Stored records

+ + + + +

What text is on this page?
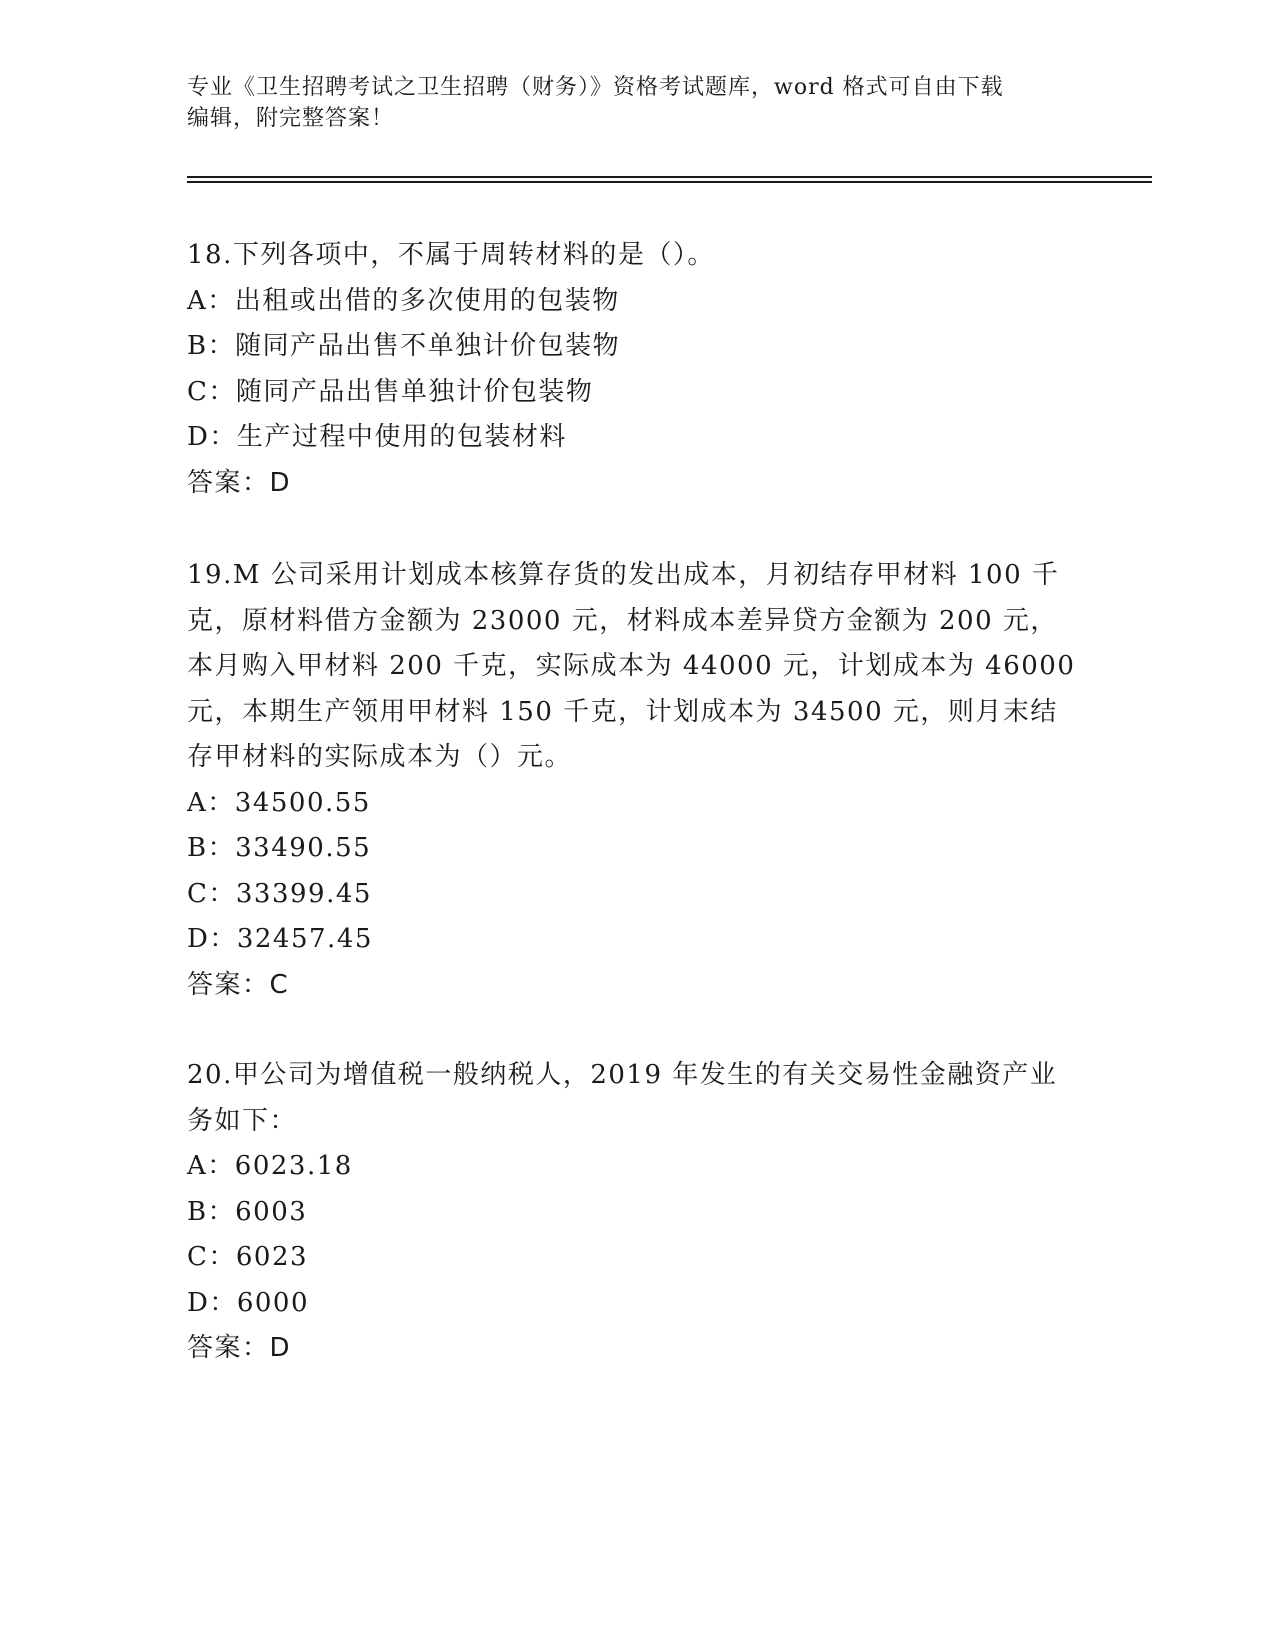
专业《卫生招聘考试之卫生招聘（财务）》资格考试题库，word 格式可自由下载
编辑，附完整答案！
18.下列各项中，不属于周转材料的是（）。
A：出租或出借的多次使用的包装物
B：随同产品出售不单独计价包装物
C：随同产品出售单独计价包装物
D：生产过程中使用的包装材料
答案：D
19.M 公司采用计划成本核算存货的发出成本，月初结存甲材料 100 千
克，原材料借方金额为 23000 元，材料成本差异贷方金额为 200 元，
本月购入甲材料 200 千克，实际成本为 44000 元，计划成本为 46000
元，本期生产领用甲材料 150 千克，计划成本为 34500 元，则月末结
存甲材料的实际成本为（）元。
A：34500.55
B：33490.55
C：33399.45
D：32457.45
答案：C
20.甲公司为增值税一般纳税人，2019 年发生的有关交易性金融资产业
务如下：
A：6023.18
B：6003
C：6023
D：6000
答案：D
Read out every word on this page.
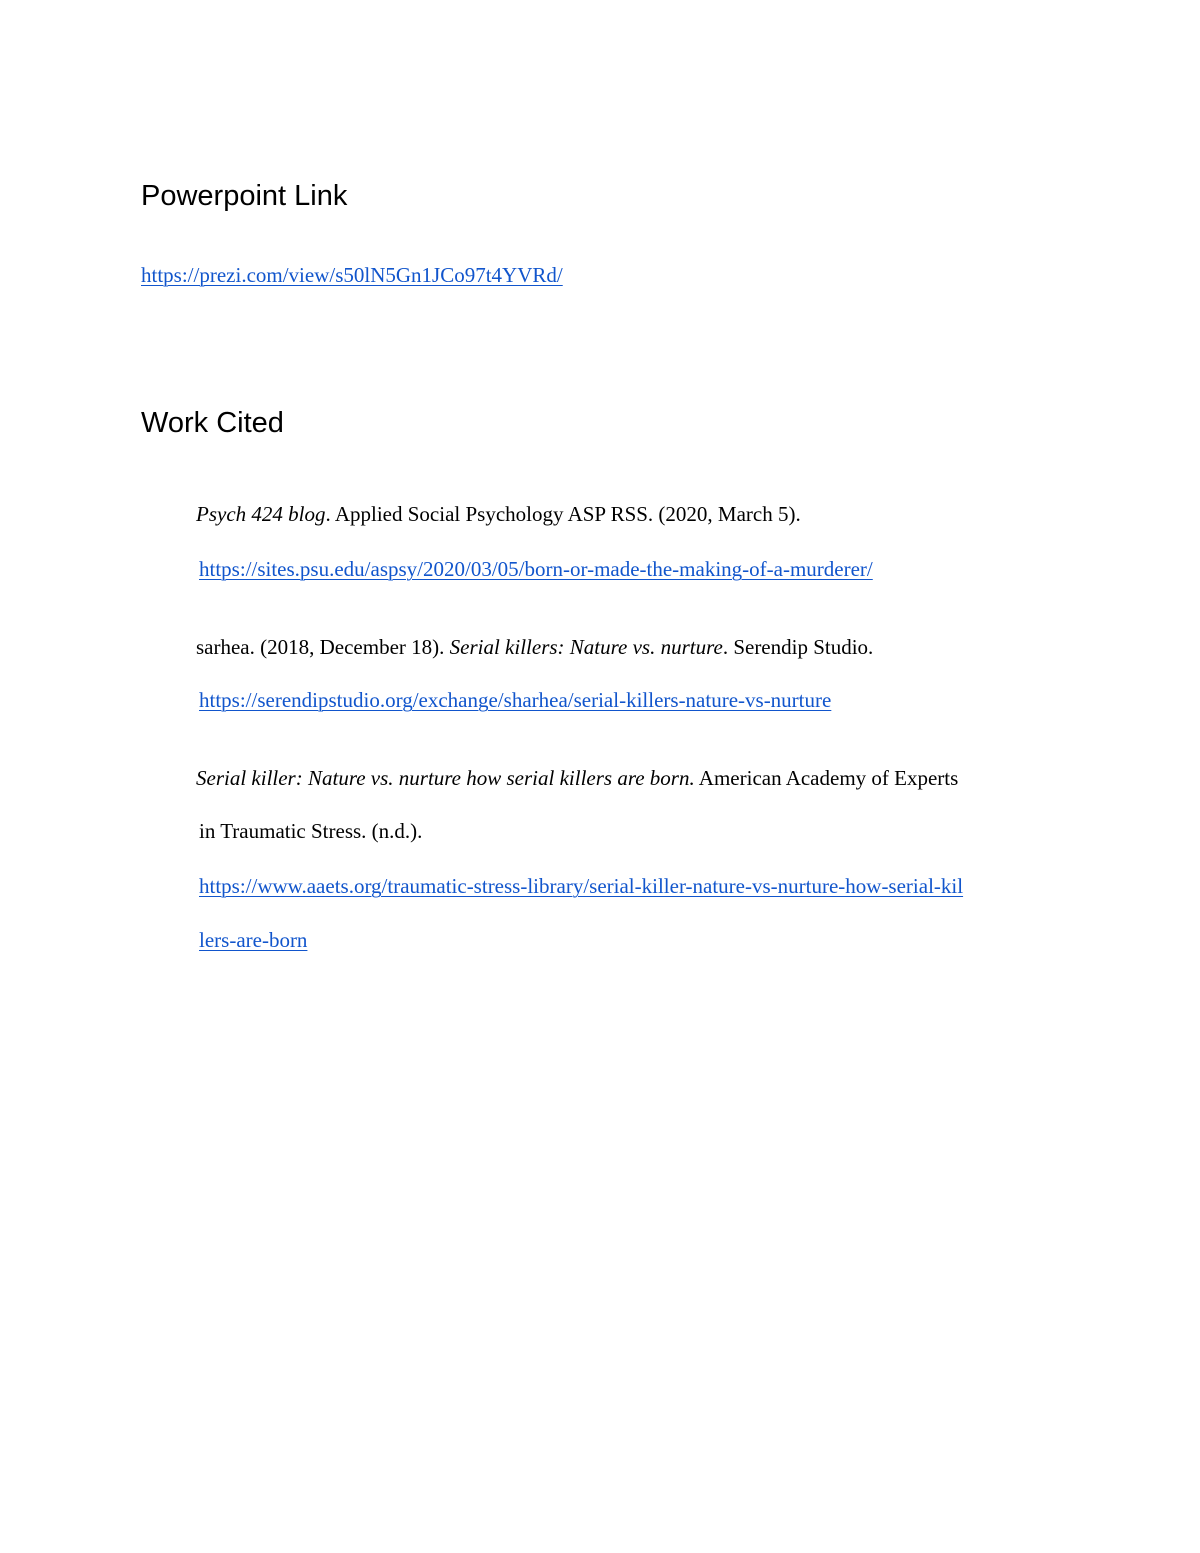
Powerpoint Link

https://prezi.com/view/s50lN5Gn1JCo97t4YVRd/

Work Cited

Psych 424 blog. Applied Social Psychology ASP RSS. (2020, March 5).

https://sites.psu.edu/aspsy/2020/03/05/born-or-made-the-making-of-a-murderer/

sarhea. (2018, December 18). Serial killers: Nature vs. nurture. Serendip Studio.

https://serendipstudio.org/exchange/sharhea/serial-killers-nature-vs-nurture

Serial killer: Nature vs. nurture how serial killers are born. American Academy of Experts

in Traumatic Stress. (n.d.).

https://www.aaets.org/traumatic-stress-library/serial-killer-nature-vs-nurture-how-serial-kil

lers-are-born
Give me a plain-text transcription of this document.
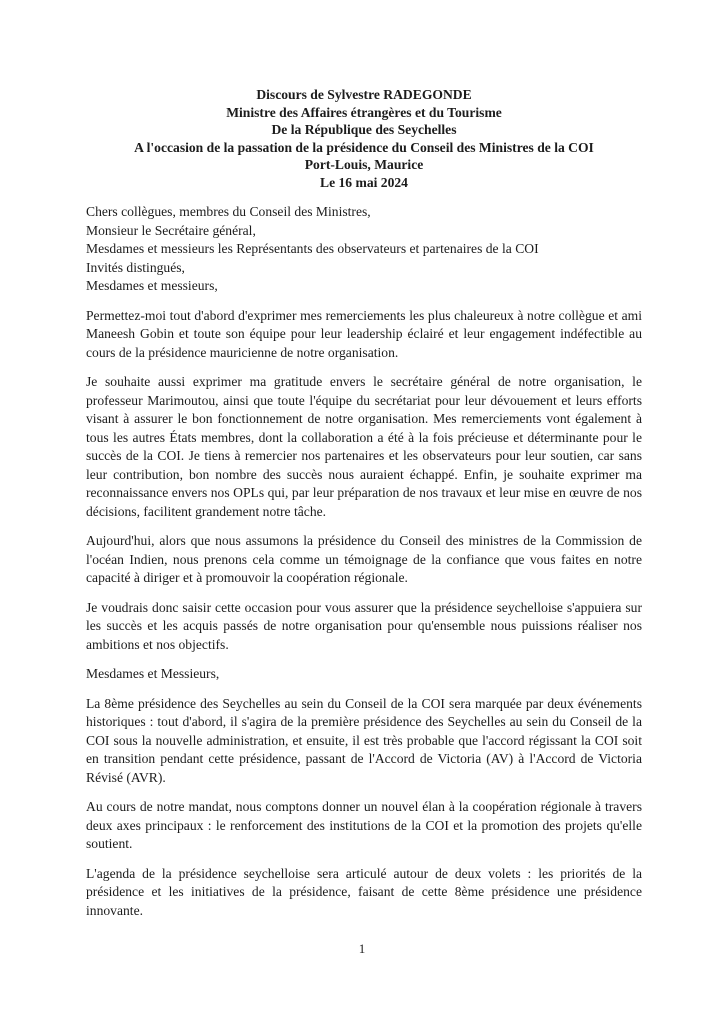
Discours de Sylvestre RADEGONDE
Ministre des Affaires étrangères et du Tourisme
De la République des Seychelles
A l'occasion de la passation de la présidence du Conseil des Ministres de la COI
Port-Louis, Maurice
Le 16 mai 2024
Chers collègues, membres du Conseil des Ministres,
Monsieur le Secrétaire général,
Mesdames et messieurs les Représentants des observateurs et partenaires de la COI
Invités distingués,
Mesdames et messieurs,

Permettez-moi tout d'abord d'exprimer mes remerciements les plus chaleureux à notre collègue et ami Maneesh Gobin et toute son équipe pour leur leadership éclairé et leur engagement indéfectible au cours de la présidence mauricienne de notre organisation.

Je souhaite aussi exprimer ma gratitude envers le secrétaire général de notre organisation, le professeur Marimoutou, ainsi que toute l'équipe du secrétariat pour leur dévouement et leurs efforts visant à assurer le bon fonctionnement de notre organisation. Mes remerciements vont également à tous les autres États membres, dont la collaboration a été à la fois précieuse et déterminante pour le succès de la COI. Je tiens à remercier nos partenaires et les observateurs pour leur soutien, car sans leur contribution, bon nombre des succès nous auraient échappé. Enfin, je souhaite exprimer ma reconnaissance envers nos OPLs qui, par leur préparation de nos travaux et leur mise en œuvre de nos décisions, facilitent grandement notre tâche.

Aujourd'hui, alors que nous assumons la présidence du Conseil des ministres de la Commission de l'océan Indien, nous prenons cela comme un témoignage de la confiance que vous faites en notre capacité à diriger et à promouvoir la coopération régionale.

Je voudrais donc saisir cette occasion pour vous assurer que la présidence seychelloise s'appuiera sur les succès et les acquis passés de notre organisation pour qu'ensemble nous puissions réaliser nos ambitions et nos objectifs.

Mesdames et Messieurs,

La 8ème présidence des Seychelles au sein du Conseil de la COI sera marquée par deux événements historiques : tout d'abord, il s'agira de la première présidence des Seychelles au sein du Conseil de la COI sous la nouvelle administration, et ensuite, il est très probable que l'accord régissant la COI soit en transition pendant cette présidence, passant de l'Accord de Victoria (AV) à l'Accord de Victoria Révisé (AVR).

Au cours de notre mandat, nous comptons donner un nouvel élan à la coopération régionale à travers deux axes principaux : le renforcement des institutions de la COI et la promotion des projets qu'elle soutient.

L'agenda de la présidence seychelloise sera articulé autour de deux volets : les priorités de la présidence et les initiatives de la présidence, faisant de cette 8ème présidence une présidence innovante.

1
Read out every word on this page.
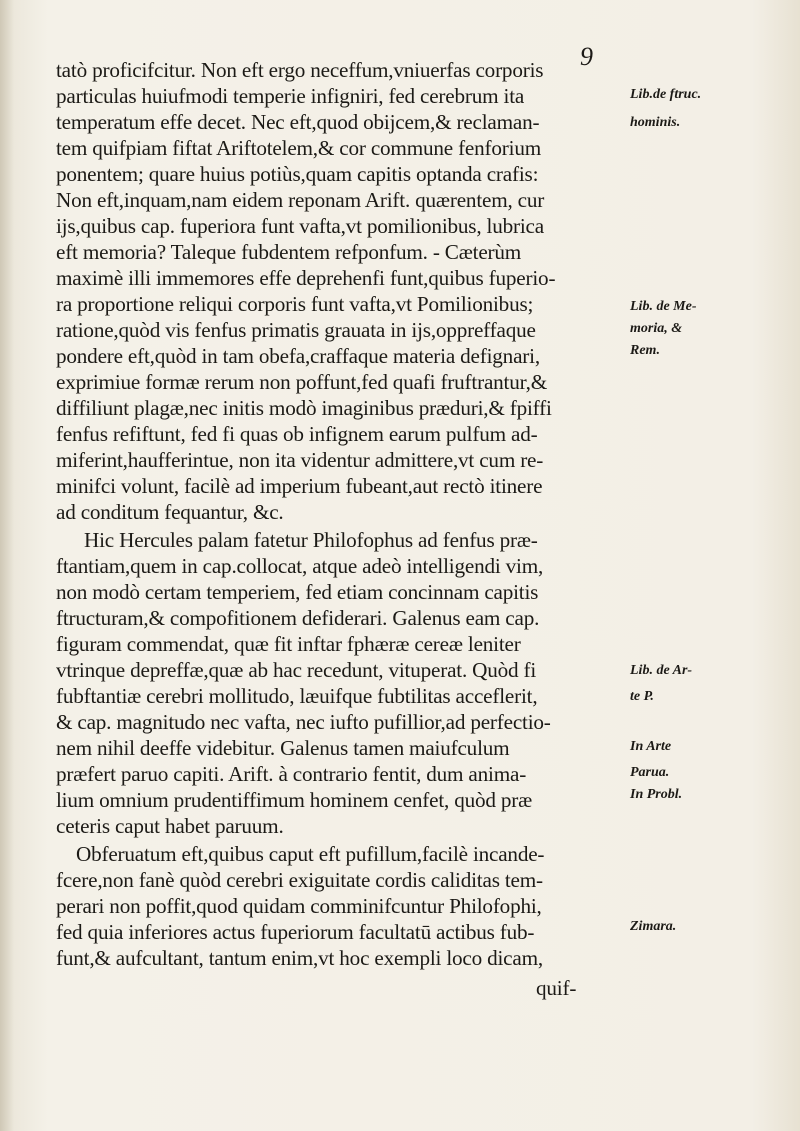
9
tatò proficifcitur. Non eft ergo neceffum,vniuerfas corporis
particulas huiufmodi temperie infigniri, fed cerebrum ita
temperatum effe decet. Nec eft,quod obijcem,& reclaman-
tem quifpiam fiftat Ariftotelem,& cor commune fenforium
ponentem; quare huius potiùs,quam capitis optanda crafis:
Non eft,inquam,nam eidem reponam Arift. quærentem, cur
ijs,quibus cap. fuperiora funt vafta,vt pomilionibus, lubrica
eft memoria? Taleque fubdentem refponfum. - Cæterùm
maximè illi immemores effe deprehenfi funt,quibus fuperio-
ra proportione reliqui corporis funt vafta,vt Pomilionibus;
ratione,quòd vis fenfus primatis grauata in ijs,oppreffaque
pondere eft,quòd in tam obefa,craffaque materia defignari,
exprimiue formæ rerum non poffunt,fed quafi fruftrantur,&
diffiliunt plagæ,nec initis modò imaginibus præduri,& fpiffi
fenfus refiftunt, fed fi quas ob infignem earum pulfum ad-
miferint,haufferintue, non ita videntur admittere,vt cum re-
minifci volunt, facilè ad imperium fubeant,aut rectò itinere
ad conditum fequantur, &c.
Hic Hercules palam fatetur Philofophus ad fenfus præ-
ftantiam,quem in cap.collocat, atque adeò intelligendi vim,
non modò certam temperiem, fed etiam concinnam capitis
ftructuram,& compofitionem defiderari. Galenus eam cap.
figuram commendat, quæ fit inftar fphæræ cereæ leniter
vtrinque depreffæ,quæ ab hac recedunt, vituperat. Quòd fi
fubftantiæ cerebri mollitudo, læuifque fubtilitas acceflerit,
& cap. magnitudo nec vafta, nec iufto pufillior,ad perfectio-
nem nihil deeffe videbitur. Galenus tamen maiufculum
præfert paruo capiti. Arift. à contrario fentit, dum anima-
lium omnium prudentiffimum hominem cenfet, quòd præ
ceteris caput habet paruum.
Obferuatum eft,quibus caput eft pufillum,facilè incande-
fcere,non fanè quòd cerebri exiguitate cordis caliditas tem-
perari non poffit,quod quidam comminifcuntur Philofophi,
fed quia inferiores actus fuperiorum facultatū actibus fub-
funt,& aufcultant, tantum enim,vt hoc exempli loco dicam,
quif-
Lib.de ftruc.
hominis.
Lib. de Me-
moria, &
Rem.
Lib. de Ar-
te P.
In Arte
Parua.
In Probl.
Zimara.
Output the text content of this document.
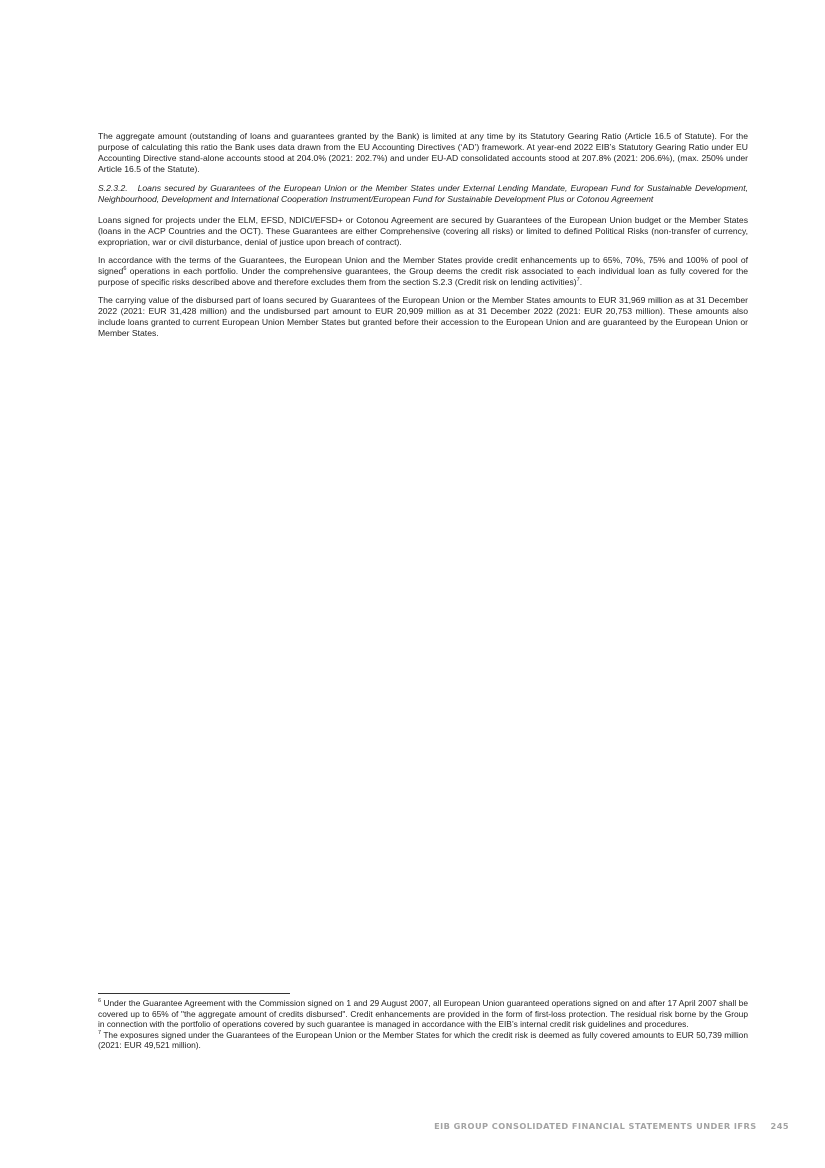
The aggregate amount (outstanding of loans and guarantees granted by the Bank) is limited at any time by its Statutory Gearing Ratio (Article 16.5 of Statute). For the purpose of calculating this ratio the Bank uses data drawn from the EU Accounting Directives (‘AD’) framework. At year-end 2022 EIB’s Statutory Gearing Ratio under EU Accounting Directive stand-alone accounts stood at 204.0% (2021: 202.7%) and under EU-AD consolidated accounts stood at 207.8% (2021: 206.6%), (max. 250% under Article 16.5 of the Statute).

S.2.3.2. Loans secured by Guarantees of the European Union or the Member States under External Lending Mandate, European Fund for Sustainable Development, Neighbourhood, Development and International Cooperation Instrument/European Fund for Sustainable Development Plus or Cotonou Agreement

Loans signed for projects under the ELM, EFSD, NDICI/EFSD+ or Cotonou Agreement are secured by Guarantees of the European Union budget or the Member States (loans in the ACP Countries and the OCT). These Guarantees are either Comprehensive (covering all risks) or limited to defined Political Risks (non-transfer of currency, expropriation, war or civil disturbance, denial of justice upon breach of contract).

In accordance with the terms of the Guarantees, the European Union and the Member States provide credit enhancements up to 65%, 70%, 75% and 100% of pool of signed$^6$ operations in each portfolio. Under the comprehensive guarantees, the Group deems the credit risk associated to each individual loan as fully covered for the purpose of specific risks described above and therefore excludes them from the section S.2.3 (Credit risk on lending activities)$^7$.

The carrying value of the disbursed part of loans secured by Guarantees of the European Union or the Member States amounts to EUR 31,969 million as at 31 December 2022 (2021: EUR 31,428 million) and the undisbursed part amount to EUR 20,909 million as at 31 December 2022 (2021: EUR 20,753 million). These amounts also include loans granted to current European Union Member States but granted before their accession to the European Union and are guaranteed by the European Union or Member States.

$^6$ Under the Guarantee Agreement with the Commission signed on 1 and 29 August 2007, all European Union guaranteed operations signed on and after 17 April 2007 shall be covered up to 65% of "the aggregate amount of credits disbursed". Credit enhancements are provided in the form of first-loss protection. The residual risk borne by the Group in connection with the portfolio of operations covered by such guarantee is managed in accordance with the EIB’s internal credit risk guidelines and procedures.

$^7$ The exposures signed under the Guarantees of the European Union or the Member States for which the credit risk is deemed as fully covered amounts to EUR 50,739 million (2021: EUR 49,521 million).

EIB GROUP CONSOLIDATED FINANCIAL STATEMENTS UNDER IFRS 245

+ + + + +

▸ **Directions for this task**:
Search the data for the string "régionale" and copy each line where it appears.

▸ **Exercise output**:
Aujourd'hui, alors que nous assumons la présidence du Conseil des ministres de la Commission de l'océan Indien, nous prenons cela comme un témoignage de la confiance que vous faites en notre capacité à diriger et à promouvoir la coopération régionale.
Au cours de notre mandat, nous comptons donner un nouvel élan à la coopération régionale à travers deux axes principaux : le renforcement des institutions de la COI et la promotion des projets qu'elle soutient.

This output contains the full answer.